--- Passage provided ---

So we don’t think those dynamics will change much other than during COVID of course, the PPE has gone up dramatically and we hope that that stabilizes over time. As it relates to the wage inflation, we have nothing really particular to say about it. We are another player in this really dynamic marketplace and it feels like it’s shifting quite aggressively right now is that a short period or does that sustain itself. So I don’t think I can comment on the multi-year, it is fair to say that we are aggressively looking at all the pharmaceutical and all the options to make sure that our physicians have the choice of their pharmaceutical, but at the best price possible.
So I don’t know if I got to all of your questions. I think the last part of it was around capacity utilization and of course we are watching it very aggressively. We went from a time when we were very aggressive on the de novo build to. As you can see, we really tapered that back and we’re building a lot more home centers, which are a lot more capital efficient. We will keep that sort of balance in check, because we know the patients need the interplay between the home and the center and so there needs to be capacity available and as we lost here roughly 5% of our patient during COVID. We are aggressively taking a look at our portfolio to make sure that our patients have access and that we are not having centers that are not the right capacity.
Okay. And then, sort of last follow-up question for your, on the IKC at least for now. Is it fair to think about the operating income in the dialysis segment being unchanged as you increase your penetration with IKC patients?
Yeah, I think that’s fair. We are trying to present this in a way that represents the fact that the business is, they are not independent in so far as they are intricately, they are linked and that’s why we think and we are excited about our opportunity to win in IKC, but trying to present them as separate income statements, if you will. So you can assess how the core historical dialysis business doing and how the new IKC business doing.

---

● **Things to do**
**A)** Translate this sentence from the dialysis call excerpt into Spanish: "As it relates to the wage inflation, we have nothing really particular to say about it."
**B)** Answer these questions from the dialysis call excerpt:
(i) Which cost is said to have gone up dramatically during COVID?
(ii) What kind of centers is the company now building a lot more of?
(iii) Roughly what share of patients was lost during COVID?
**C)** Carry the dialysis call excerpt forward from its last sentence.
You will not need the records for any of this work.

--- Given entries ---

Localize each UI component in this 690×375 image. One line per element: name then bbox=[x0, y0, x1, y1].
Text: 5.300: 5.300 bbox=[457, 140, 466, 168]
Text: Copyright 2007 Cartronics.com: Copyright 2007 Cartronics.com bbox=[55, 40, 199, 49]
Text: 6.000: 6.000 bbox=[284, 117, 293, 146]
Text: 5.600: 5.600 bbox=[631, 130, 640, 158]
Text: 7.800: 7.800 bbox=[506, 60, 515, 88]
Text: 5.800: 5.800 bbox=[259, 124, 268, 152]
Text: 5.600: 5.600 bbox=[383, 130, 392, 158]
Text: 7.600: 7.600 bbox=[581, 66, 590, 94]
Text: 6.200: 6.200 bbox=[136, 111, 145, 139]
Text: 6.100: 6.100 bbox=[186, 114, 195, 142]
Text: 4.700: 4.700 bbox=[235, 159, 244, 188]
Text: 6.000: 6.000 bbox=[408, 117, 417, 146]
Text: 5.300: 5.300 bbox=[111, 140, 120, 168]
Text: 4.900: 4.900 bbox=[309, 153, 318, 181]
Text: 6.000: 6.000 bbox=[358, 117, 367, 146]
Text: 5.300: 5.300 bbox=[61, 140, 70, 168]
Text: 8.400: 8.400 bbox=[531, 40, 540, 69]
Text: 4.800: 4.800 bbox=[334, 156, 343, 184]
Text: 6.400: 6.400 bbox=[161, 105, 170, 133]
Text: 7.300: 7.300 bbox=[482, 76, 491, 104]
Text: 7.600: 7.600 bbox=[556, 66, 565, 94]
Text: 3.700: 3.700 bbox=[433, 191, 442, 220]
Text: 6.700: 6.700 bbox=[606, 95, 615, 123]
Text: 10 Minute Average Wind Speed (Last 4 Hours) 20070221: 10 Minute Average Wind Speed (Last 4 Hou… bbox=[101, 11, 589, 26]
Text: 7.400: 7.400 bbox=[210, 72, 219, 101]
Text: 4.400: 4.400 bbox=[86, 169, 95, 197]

---

● **Answers to this exercise**
**A)** En cuanto a la inflación salarial, no tenemos realmente nada en particular que decir al respecto.

**B)**
(i) PPE
(ii) Home centers
(iii) Roughly 5%

**C)**
And then last one here. Is it fair to think that kind of as a role just for third quarter results that you be able to give us additional disclosures in the press release around this sort of new segment or division?
We are taking a careful look about what’s the right level of disclosure as the IKC business grows and making sure the shareholders have a good understanding of the economics of the business, the progress, the investment, the spending et cetera, so more to come on where we land on that.
Great, thanks so much guys.
Thank you.
Thank you. There are no further questions in queue at this time.
Okay, well thank you Missy, let me make a couple of closing comments. Number one, our core business is strong. Number two, we are entering an exciting and dynamic time with an opportunity to deliver a lot of value for our patients by connecting and coordinating their care with payers, nephrologist and providers. Point three, the clinical and the economic prices are absolutely meaningful and like most valuable prices, there is a lot to do to make the plan a reality. Point four, if for whatever reason we cannot accomplish the desired outcomes the economic risk is limited structurally, because there are termination rights and off-ramps.
So in summary, there is a big price with limited downside. So hopefully that helps you think of how we’re thinking about, sorry that lets you understand a little of how we’re thinking about it. We thank you for your support and we enter this new chapter together. Be well, everyone.